#### DATA SUPPLIED:
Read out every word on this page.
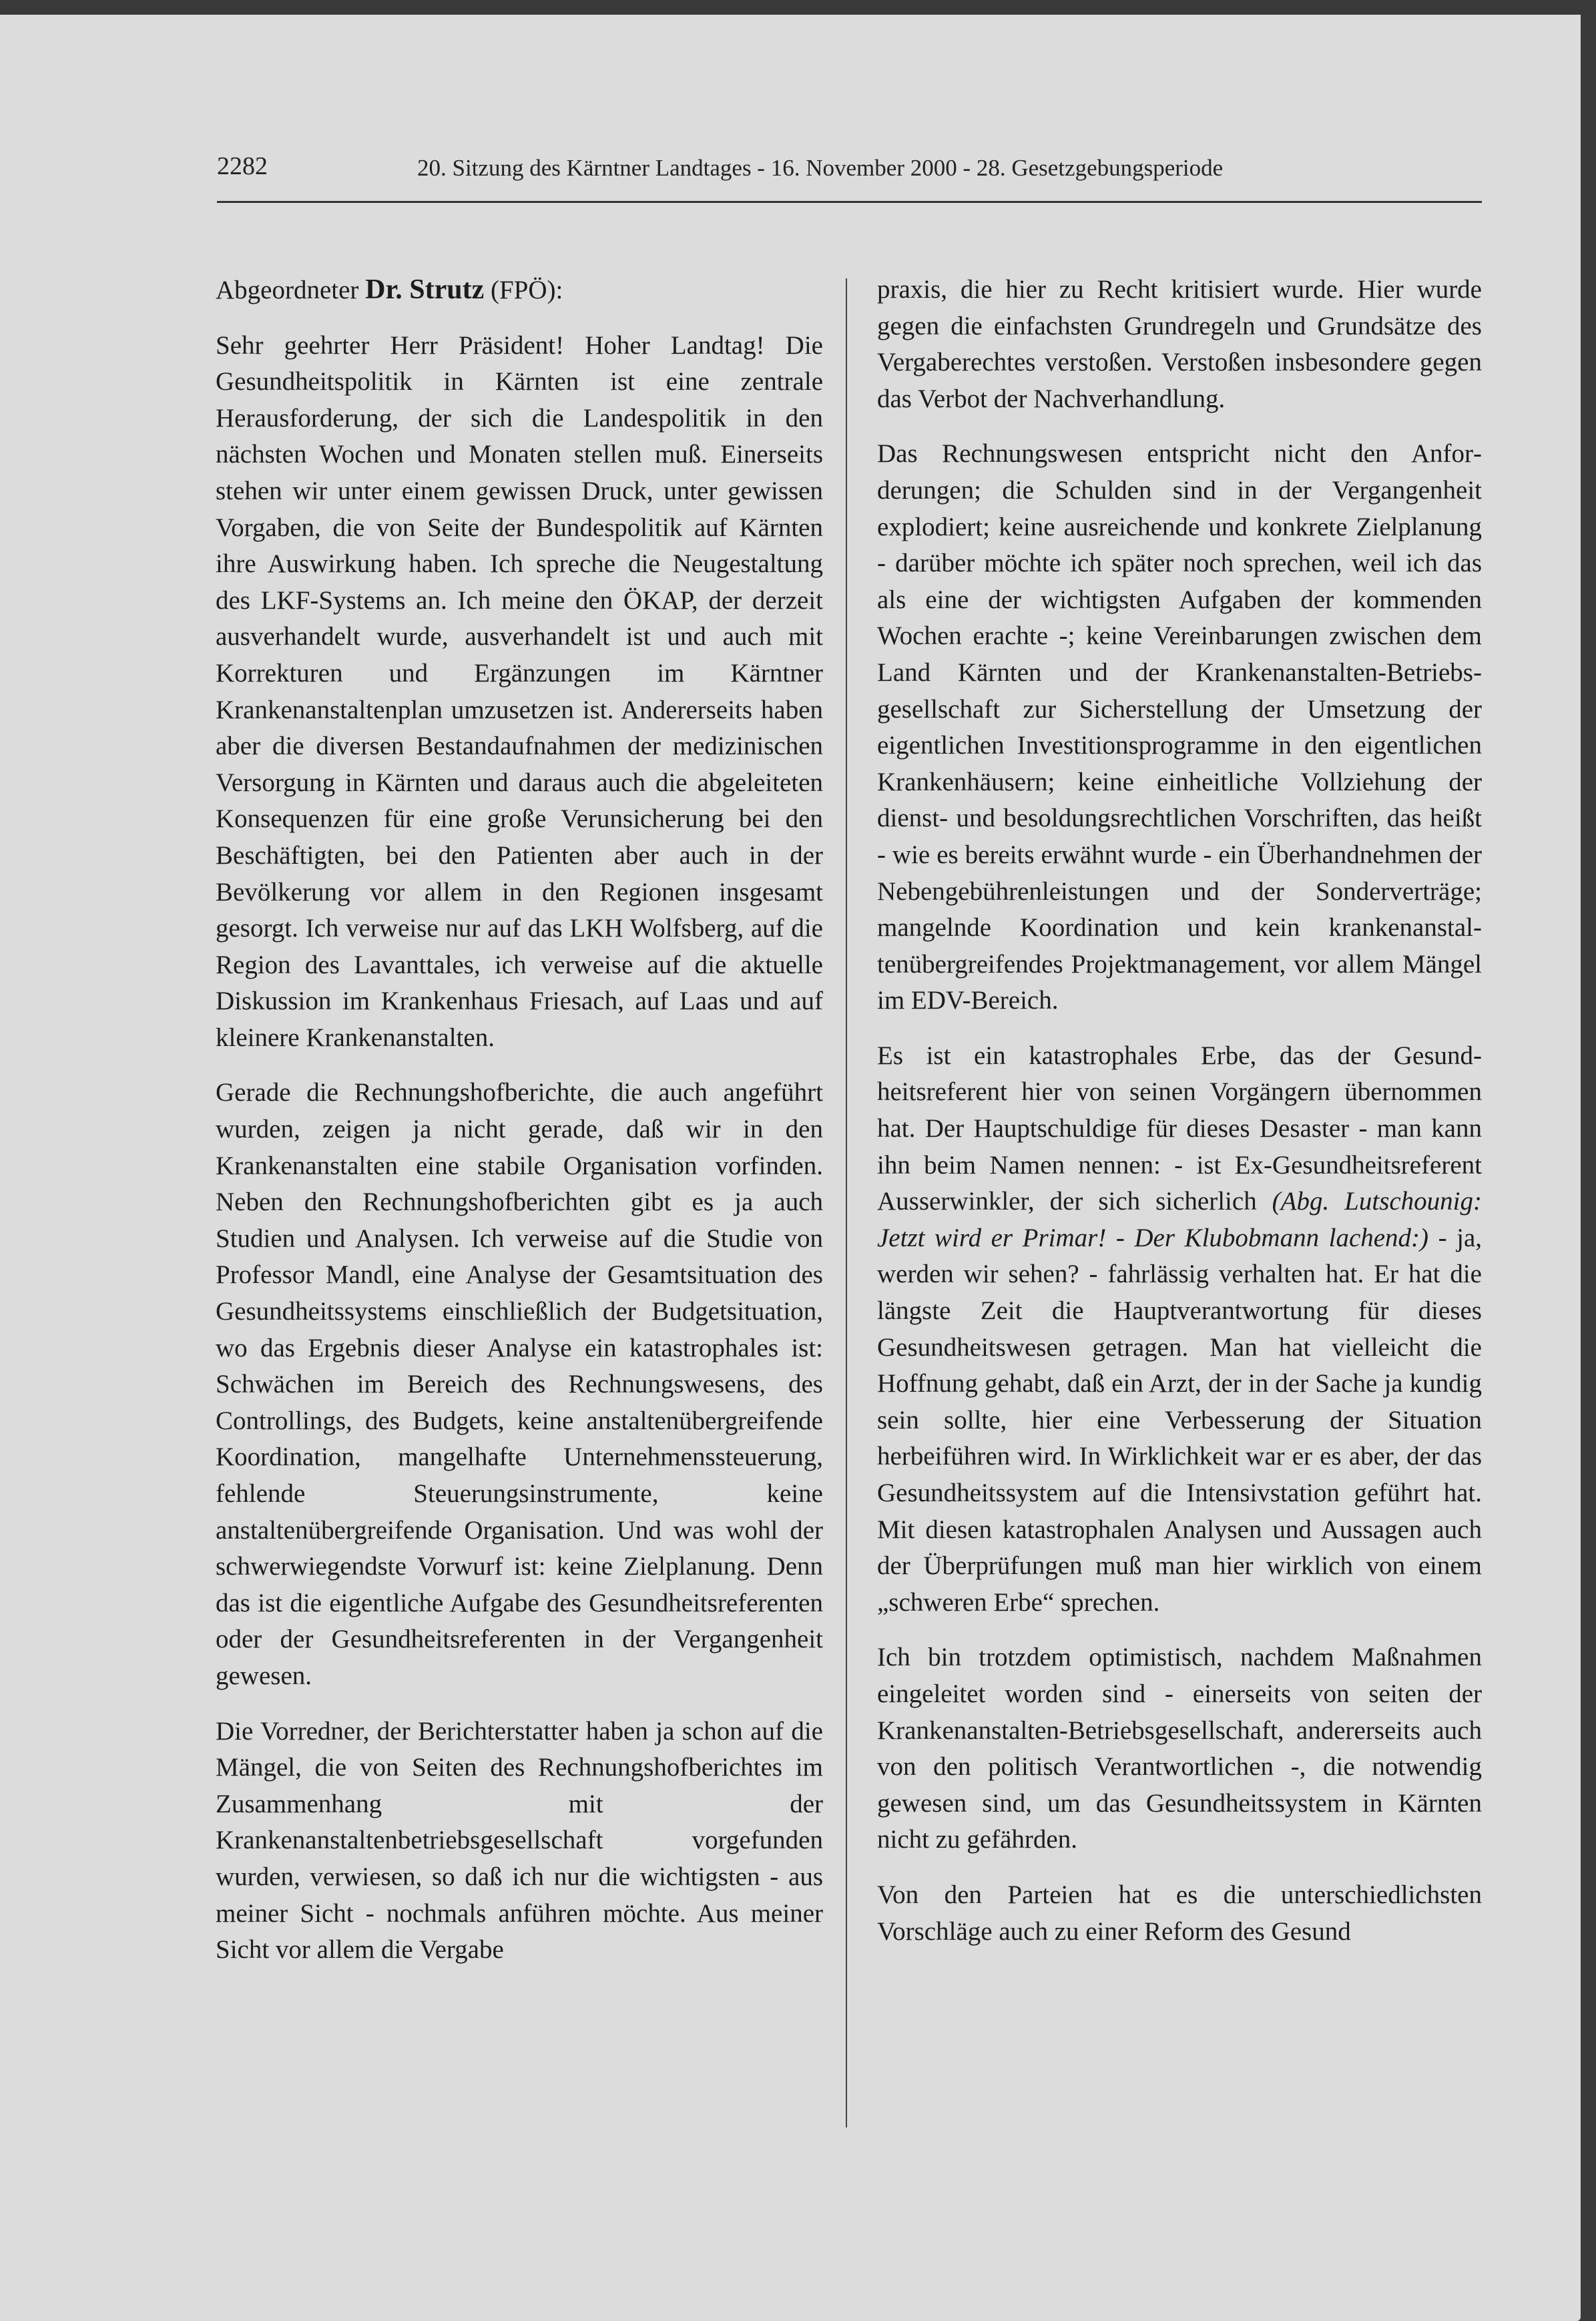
2282	20. Sitzung des Kärntner Landtages - 16. November 2000 - 28. Gesetzgebungsperiode

Abgeordneter Dr. Strutz (FPÖ):

Sehr geehrter Herr Präsident! Hoher Landtag! Die Gesundheitspolitik in Kärnten ist eine zentrale Herausforderung, der sich die Landespolitik in den nächsten Wochen und Monaten stellen muß. Einerseits stehen wir unter einem gewissen Druck, unter gewissen Vorgaben, die von Seite der Bundespolitik auf Kärnten ihre Auswirkung haben. Ich spreche die Neugestaltung des LKF-Systems an. Ich meine den ÖKAP, der derzeit ausverhandelt wurde, ausverhandelt ist und auch mit Korrekturen und Ergänzungen im Kärntner Krankenanstaltenplan umzusetzen ist. Andererseits haben aber die diversen Bestandaufnahmen der medizinischen Versorgung in Kärnten und daraus auch die abgeleiteten Konsequenzen für eine große Verunsicherung bei den Beschäftigten, bei den Patienten aber auch in der Bevölkerung vor allem in den Regionen insgesamt gesorgt. Ich verweise nur auf das LKH Wolfsberg, auf die Region des Lavanttales, ich verweise auf die aktuelle Diskussion im Krankenhaus Friesach, auf Laas und auf kleinere Krankenanstalten.

Gerade die Rechnungshofberichte, die auch angeführt wurden, zeigen ja nicht gerade, daß wir in den Krankenanstalten eine stabile Organisation vorfinden. Neben den Rechnungshofberichten gibt es ja auch Studien und Analysen. Ich verweise auf die Studie von Professor Mandl, eine Analyse der Gesamtsituation des Gesundheitssystems einschließlich der Budgetsituation, wo das Ergebnis dieser Analyse ein katastrophales ist: Schwächen im Bereich des Rechnungswesens, des Controllings, des Budgets, keine anstaltenübergreifende Koordination, mangelhafte Unternehmenssteuerung, fehlende Steuerungsinstrumente, keine anstaltenübergreifende Organisation. Und was wohl der schwerwiegendste Vorwurf ist: keine Zielplanung. Denn das ist die eigentliche Aufgabe des Gesundheitsreferenten oder der Gesundheitsreferenten in der Vergangenheit gewesen.

Die Vorredner, der Berichterstatter haben ja schon auf die Mängel, die von Seiten des Rechnungshofberichtes im Zusammenhang mit der Krankenanstaltenbetriebsgesellschaft vorgefunden wurden, verwiesen, so daß ich nur die wichtigsten - aus meiner Sicht - nochmals anführen möchte. Aus meiner Sicht vor allem die Vergabe

praxis, die hier zu Recht kritisiert wurde. Hier wurde gegen die einfachsten Grundregeln und Grundsätze des Vergaberechtes verstoßen. Verstoßen insbesondere gegen das Verbot der Nachverhandlung.

Das Rechnungswesen entspricht nicht den Anforderungen; die Schulden sind in der Vergangenheit explodiert; keine ausreichende und konkrete Zielplanung - darüber möchte ich später noch sprechen, weil ich das als eine der wichtigsten Aufgaben der kommenden Wochen erachte -; keine Vereinbarungen zwischen dem Land Kärnten und der Krankenanstalten-Betriebsgesellschaft zur Sicherstellung der Umsetzung der eigentlichen Investitionsprogramme in den eigentlichen Krankenhäusern; keine einheitliche Vollziehung der dienst- und besoldungsrechtlichen Vorschriften, das heißt - wie es bereits erwähnt wurde - ein Überhandnehmen der Nebengebührenleistungen und der Sonderverträge; mangelnde Koordination und kein krankenanstaltenübergreifendes Projektmanagement, vor allem Mängel im EDV-Bereich.

Es ist ein katastrophales Erbe, das der Gesundheitsreferent hier von seinen Vorgängern übernommen hat. Der Hauptschuldige für dieses Desaster - man kann ihn beim Namen nennen: - ist Ex-Gesundheitsreferent Ausserwinkler, der sich sicherlich (Abg. Lutschounig: Jetzt wird er Primar! - Der Klubobmann lachend:) - ja, werden wir sehen? - fahrlässig verhalten hat. Er hat die längste Zeit die Hauptverantwortung für dieses Gesundheitswesen getragen. Man hat vielleicht die Hoffnung gehabt, daß ein Arzt, der in der Sache ja kundig sein sollte, hier eine Verbesserung der Situation herbeiführen wird. In Wirklichkeit war er es aber, der das Gesundheitssystem auf die Intensivstation geführt hat. Mit diesen katastrophalen Analysen und Aussagen auch der Überprüfungen muß man hier wirklich von einem „schweren Erbe“ sprechen.

Ich bin trotzdem optimistisch, nachdem Maßnahmen eingeleitet worden sind - einerseits von seiten der Krankenanstalten-Betriebsgesellschaft, andererseits auch von den politisch Verantwortlichen -, die notwendig gewesen sind, um das Gesundheitssystem in Kärnten nicht zu gefährden.

Von den Parteien hat es die unterschiedlichsten Vorschläge auch zu einer Reform des Gesund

#### WHAT TO WORK ON:
Generate a word-for-word copy of the preceding records, excluding all pictures.

#### WRITTEN RESPONSE:
Read out every word on this page.
2282	20. Sitzung des Kärntner Landtages - 16. November 2000 - 28. Gesetzgebungsperiode

Abgeordneter Dr. Strutz (FPÖ):

Sehr geehrter Herr Präsident! Hoher Landtag! Die Gesundheitspolitik in Kärnten ist eine zentrale Herausforderung, der sich die Landespolitik in den nächsten Wochen und Monaten stellen muß. Einerseits stehen wir unter einem gewissen Druck, unter gewissen Vorgaben, die von Seite der Bundespolitik auf Kärnten ihre Auswirkung haben. Ich spreche die Neugestaltung des LKF-Systems an. Ich meine den ÖKAP, der derzeit ausverhandelt wurde, ausverhandelt ist und auch mit Korrekturen und Ergänzungen im Kärntner Krankenanstaltenplan umzusetzen ist. Andererseits haben aber die diversen Bestandaufnahmen der medizinischen Versorgung in Kärnten und daraus auch die abgeleiteten Konsequenzen für eine große Verunsicherung bei den Beschäftigten, bei den Patienten aber auch in der Bevölkerung vor allem in den Regionen insgesamt gesorgt. Ich verweise nur auf das LKH Wolfsberg, auf die Region des Lavanttales, ich verweise auf die aktuelle Diskussion im Krankenhaus Friesach, auf Laas und auf kleinere Krankenanstalten.

Gerade die Rechnungshofberichte, die auch angeführt wurden, zeigen ja nicht gerade, daß wir in den Krankenanstalten eine stabile Organisation vorfinden. Neben den Rechnungshofberichten gibt es ja auch Studien und Analysen. Ich verweise auf die Studie von Professor Mandl, eine Analyse der Gesamtsituation des Gesundheitssystems einschließlich der Budgetsituation, wo das Ergebnis dieser Analyse ein katastrophales ist: Schwächen im Bereich des Rechnungswesens, des Controllings, des Budgets, keine anstaltenübergreifende Koordination, mangelhafte Unternehmenssteuerung, fehlende Steuerungsinstrumente, keine anstaltenübergreifende Organisation. Und was wohl der schwerwiegendste Vorwurf ist: keine Zielplanung. Denn das ist die eigentliche Aufgabe des Gesundheitsreferenten oder der Gesundheitsreferenten in der Vergangenheit gewesen.

Die Vorredner, der Berichterstatter haben ja schon auf die Mängel, die von Seiten des Rechnungshofberichtes im Zusammenhang mit der Krankenanstaltenbetriebsgesellschaft vorgefunden wurden, verwiesen, so daß ich nur die wichtigsten - aus meiner Sicht - nochmals anführen möchte. Aus meiner Sicht vor allem die Vergabe

praxis, die hier zu Recht kritisiert wurde. Hier wurde gegen die einfachsten Grundregeln und Grundsätze des Vergaberechtes verstoßen. Verstoßen insbesondere gegen das Verbot der Nachverhandlung.

Das Rechnungswesen entspricht nicht den Anforderungen; die Schulden sind in der Vergangenheit explodiert; keine ausreichende und konkrete Zielplanung - darüber möchte ich später noch sprechen, weil ich das als eine der wichtigsten Aufgaben der kommenden Wochen erachte -; keine Vereinbarungen zwischen dem Land Kärnten und der Krankenanstalten-Betriebsgesellschaft zur Sicherstellung der Umsetzung der eigentlichen Investitionsprogramme in den eigentlichen Krankenhäusern; keine einheitliche Vollziehung der dienst- und besoldungsrechtlichen Vorschriften, das heißt - wie es bereits erwähnt wurde - ein Überhandnehmen der Nebengebührenleistungen und der Sonderverträge; mangelnde Koordination und kein krankenanstaltenübergreifendes Projektmanagement, vor allem Mängel im EDV-Bereich.

Es ist ein katastrophales Erbe, das der Gesundheitsreferent hier von seinen Vorgängern übernommen hat. Der Hauptschuldige für dieses Desaster - man kann ihn beim Namen nennen: - ist Ex-Gesundheitsreferent Ausserwinkler, der sich sicherlich (Abg. Lutschounig: Jetzt wird er Primar! - Der Klubobmann lachend:) - ja, werden wir sehen? - fahrlässig verhalten hat. Er hat die längste Zeit die Hauptverantwortung für dieses Gesundheitswesen getragen. Man hat vielleicht die Hoffnung gehabt, daß ein Arzt, der in der Sache ja kundig sein sollte, hier eine Verbesserung der Situation herbeiführen wird. In Wirklichkeit war er es aber, der das Gesundheitssystem auf die Intensivstation geführt hat. Mit diesen katastrophalen Analysen und Aussagen auch der Überprüfungen muß man hier wirklich von einem „schweren Erbe“ sprechen.

Ich bin trotzdem optimistisch, nachdem Maßnahmen eingeleitet worden sind - einerseits von seiten der Krankenanstalten-Betriebsgesellschaft, andererseits auch von den politisch Verantwortlichen -, die notwendig gewesen sind, um das Gesundheitssystem in Kärnten nicht zu gefährden.

Von den Parteien hat es die unterschiedlichsten Vorschläge auch zu einer Reform des Gesund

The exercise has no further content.